- **What needs to be done**
Write the material out again in full, word for word. Do not include the pictures.

=== Data provided ===

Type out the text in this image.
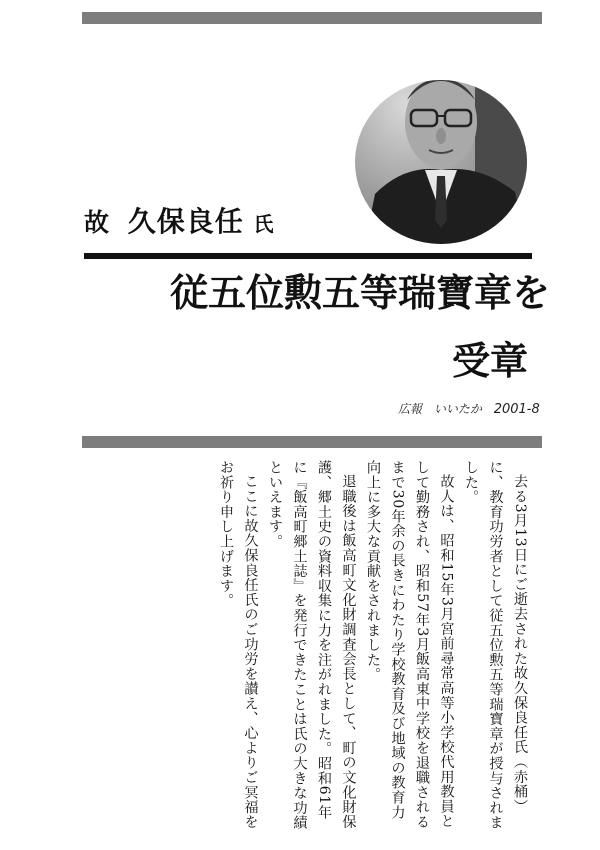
故 久保良任 氏
従五位勲五等瑞寶章を
受章
広報 いいたか 2001-8

去る3月13日にご逝去された故久保良任氏（赤桶）に、教育功労者として従五位勲五等瑞寶章が授与されました。

故人は、昭和15年3月宮前尋常高等小学校代用教員として勤務され、昭和57年3月飯高東中学校を退職されるまで30年余の長きにわたり学校教育及び地域の教育力向上に多大な貢献をされました。

退職後は飯高町文化財調査会長として、町の文化財保護、郷土史の資料収集に力を注がれました。昭和61年に『飯高町郷土誌』を発行できたことは氏の大きな功績といえます。

ここに故久保良任氏のご功労を讃え、心よりご冥福をお祈り申し上げます。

===

- **The result**
Type out the text in this image.
故 久保良任 氏
従五位勲五等瑞寶章を
受章
広報 いいたか 2001-8

去る3月13日にご逝去された故久保良任氏（赤桶）に、教育功労者として従五位勲五等瑞寶章が授与されました。

故人は、昭和15年3月宮前尋常高等小学校代用教員として勤務され、昭和57年3月飯高東中学校を退職されるまで30年余の長きにわたり学校教育及び地域の教育力向上に多大な貢献をされました。

退職後は飯高町文化財調査会長として、町の文化財保護、郷土史の資料収集に力を注がれました。昭和61年に『飯高町郷土誌』を発行できたことは氏の大きな功績といえます。

ここに故久保良任氏のご功労を讃え、心よりご冥福をお祈り申し上げます。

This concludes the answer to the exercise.